◆ **What is being asked**: Repeat all the material exactly; pictures stay out of your copy.

◆ **Raw data**:
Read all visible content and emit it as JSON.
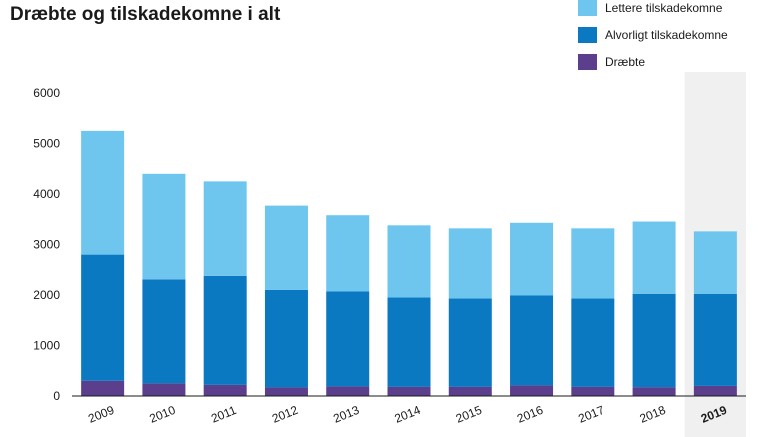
{
  "chart_data": {
    "type": "bar",
    "stacked": true,
    "title": "Dræbte og tilskadekomne i alt",
    "xlabel": "",
    "ylabel": "",
    "categories": [
      "2009",
      "2010",
      "2011",
      "2012",
      "2013",
      "2014",
      "2015",
      "2016",
      "2017",
      "2018",
      "2019"
    ],
    "highlighted_category": "2019",
    "ylim": [
      0,
      6000
    ],
    "yticks": [
      0,
      1000,
      2000,
      3000,
      4000,
      5000,
      6000
    ],
    "grid": false,
    "legend_position": "top-right",
    "series": [
      {
        "name": "Dræbte",
        "color": "#5b3f8c",
        "values": [
          300,
          250,
          220,
          170,
          190,
          180,
          180,
          210,
          180,
          175,
          200
        ]
      },
      {
        "name": "Alvorligt tilskadekomne",
        "color": "#0b78c2",
        "values": [
          2500,
          2060,
          2160,
          1930,
          1880,
          1770,
          1750,
          1780,
          1750,
          1850,
          1820
        ]
      },
      {
        "name": "Lettere tilskadekomne",
        "color": "#6ec6ef",
        "values": [
          2450,
          2090,
          1870,
          1670,
          1510,
          1430,
          1390,
          1440,
          1390,
          1430,
          1240
        ]
      }
    ]
  }
}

◆ **Solution to this task**:
Read all visible content and emit it as JSON.
{
  "chart_data": {
    "type": "bar",
    "stacked": true,
    "title": "Dræbte og tilskadekomne i alt",
    "xlabel": "",
    "ylabel": "",
    "categories": [
      "2009",
      "2010",
      "2011",
      "2012",
      "2013",
      "2014",
      "2015",
      "2016",
      "2017",
      "2018",
      "2019"
    ],
    "highlighted_category": "2019",
    "ylim": [
      0,
      6000
    ],
    "yticks": [
      0,
      1000,
      2000,
      3000,
      4000,
      5000,
      6000
    ],
    "grid": false,
    "legend_position": "top-right",
    "series": [
      {
        "name": "Dræbte",
        "color": "#5b3f8c",
        "values": [
          300,
          250,
          220,
          170,
          190,
          180,
          180,
          210,
          180,
          175,
          200
        ]
      },
      {
        "name": "Alvorligt tilskadekomne",
        "color": "#0b78c2",
        "values": [
          2500,
          2060,
          2160,
          1930,
          1880,
          1770,
          1750,
          1780,
          1750,
          1850,
          1820
        ]
      },
      {
        "name": "Lettere tilskadekomne",
        "color": "#6ec6ef",
        "values": [
          2450,
          2090,
          1870,
          1670,
          1510,
          1430,
          1390,
          1440,
          1390,
          1430,
          1240
        ]
      }
    ]
  }
}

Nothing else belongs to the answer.